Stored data

········

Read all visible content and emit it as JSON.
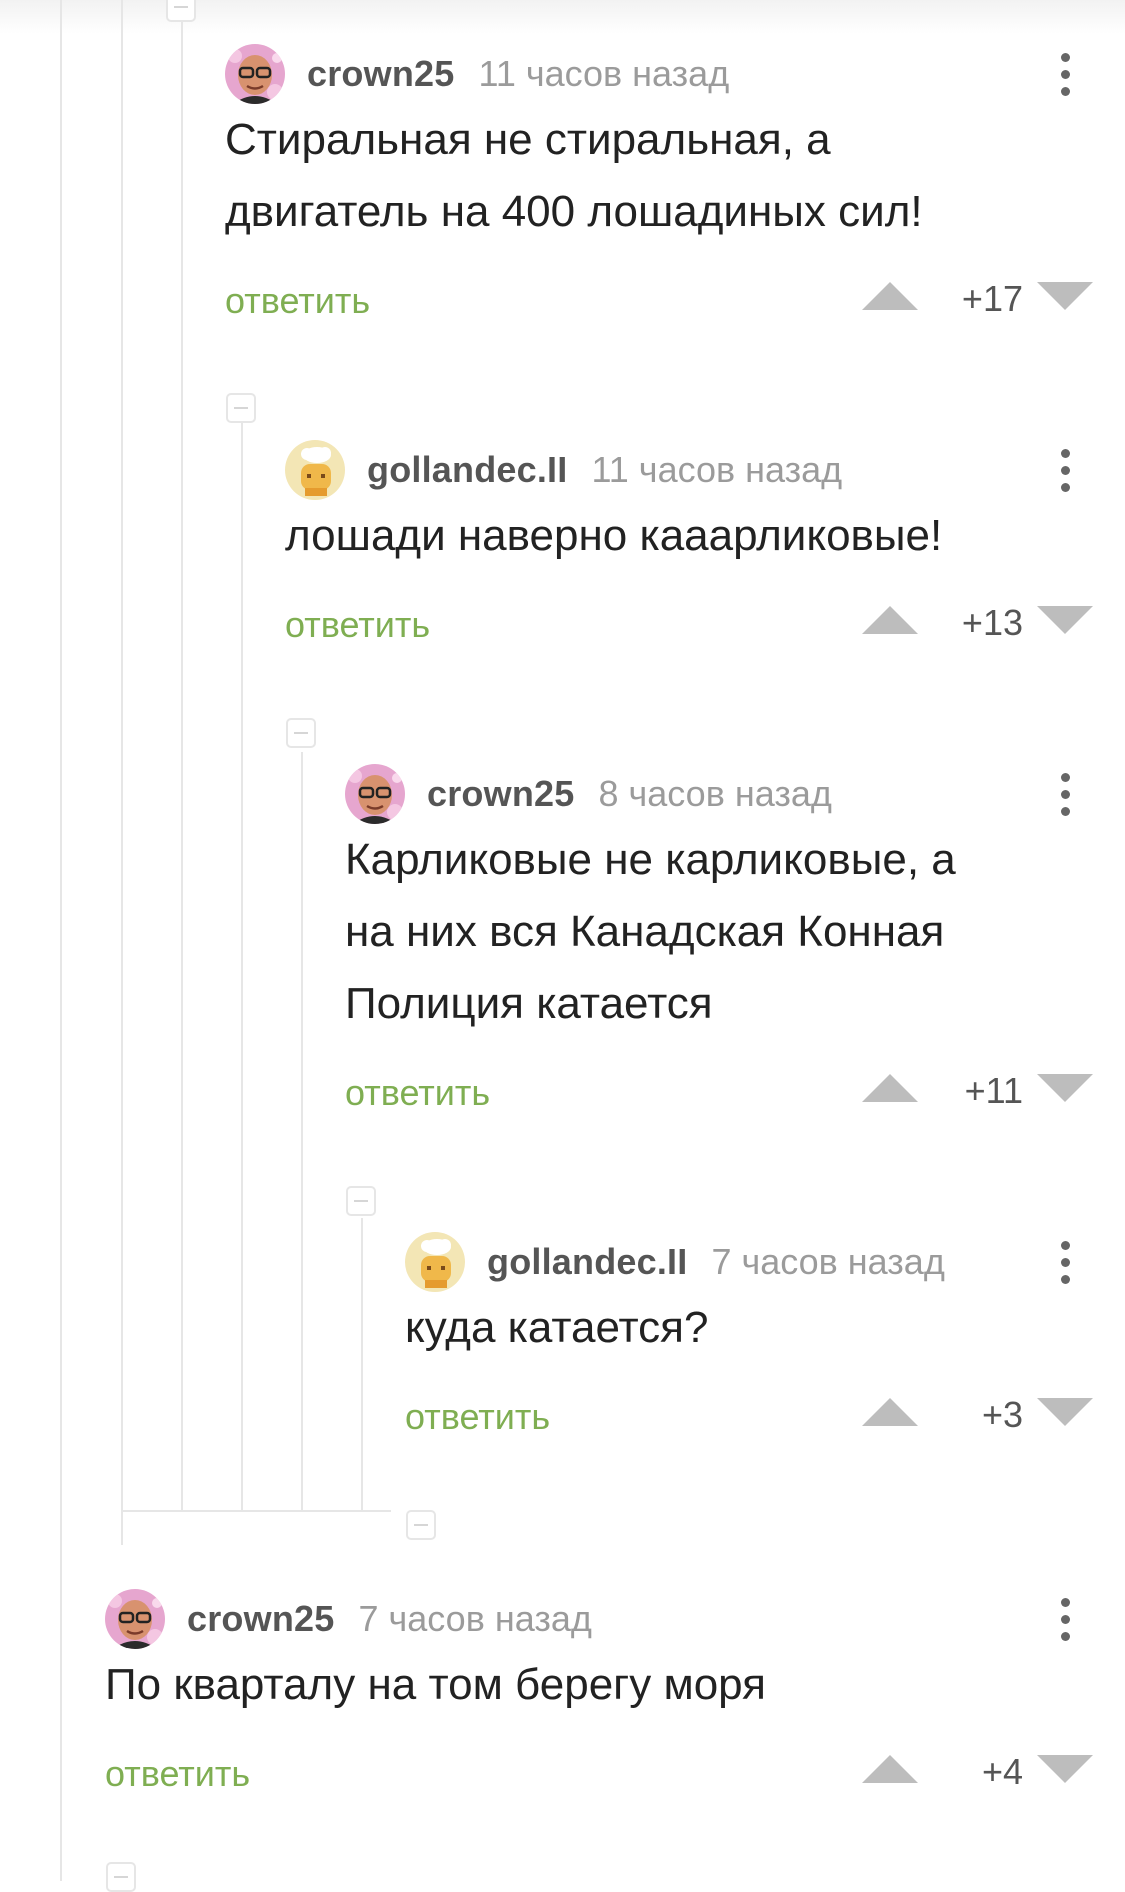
{
  "comments": [
    {
      "username": "crown25",
      "time": "11 часов назад",
      "lines": [
        "Стиральная не стиральная, а",
        "двигатель на 400 лошадиных сил!"
      ],
      "reply": "ответить",
      "score": "+17",
      "avatar": "bald-man-glasses"
    },
    {
      "username": "gollandec.II",
      "time": "11 часов назад",
      "lines": [
        "лошади наверно кааарликовые!"
      ],
      "reply": "ответить",
      "score": "+13",
      "avatar": "yellow-chef-character"
    },
    {
      "username": "crown25",
      "time": "8 часов назад",
      "lines": [
        "Карликовые не карликовые, а",
        "на них вся Канадская Конная",
        "Полиция катается"
      ],
      "reply": "ответить",
      "score": "+11",
      "avatar": "bald-man-glasses"
    },
    {
      "username": "gollandec.II",
      "time": "7 часов назад",
      "lines": [
        "куда катается?"
      ],
      "reply": "ответить",
      "score": "+3",
      "avatar": "yellow-chef-character"
    },
    {
      "username": "crown25",
      "time": "7 часов назад",
      "lines": [
        "По кварталу на том берегу моря"
      ],
      "reply": "ответить",
      "score": "+4",
      "avatar": "bald-man-glasses"
    }
  ],
  "colors": {
    "reply": "#7fae52",
    "thread_line": "#e6e6e6",
    "vote_arrow": "#bdbdbd"
  }
}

········

Exercise prompt | Copy out each record shown above without alteration, skipping any picture.

Written answer |
Read all visible content and emit it as JSON.
{
  "comments": [
    {
      "username": "crown25",
      "time": "11 часов назад",
      "lines": [
        "Стиральная не стиральная, а",
        "двигатель на 400 лошадиных сил!"
      ],
      "reply": "ответить",
      "score": "+17",
      "avatar": "bald-man-glasses"
    },
    {
      "username": "gollandec.II",
      "time": "11 часов назад",
      "lines": [
        "лошади наверно кааарликовые!"
      ],
      "reply": "ответить",
      "score": "+13",
      "avatar": "yellow-chef-character"
    },
    {
      "username": "crown25",
      "time": "8 часов назад",
      "lines": [
        "Карликовые не карликовые, а",
        "на них вся Канадская Конная",
        "Полиция катается"
      ],
      "reply": "ответить",
      "score": "+11",
      "avatar": "bald-man-glasses"
    },
    {
      "username": "gollandec.II",
      "time": "7 часов назад",
      "lines": [
        "куда катается?"
      ],
      "reply": "ответить",
      "score": "+3",
      "avatar": "yellow-chef-character"
    },
    {
      "username": "crown25",
      "time": "7 часов назад",
      "lines": [
        "По кварталу на том берегу моря"
      ],
      "reply": "ответить",
      "score": "+4",
      "avatar": "bald-man-glasses"
    }
  ],
  "colors": {
    "reply": "#7fae52",
    "thread_line": "#e6e6e6",
    "vote_arrow": "#bdbdbd"
  }
}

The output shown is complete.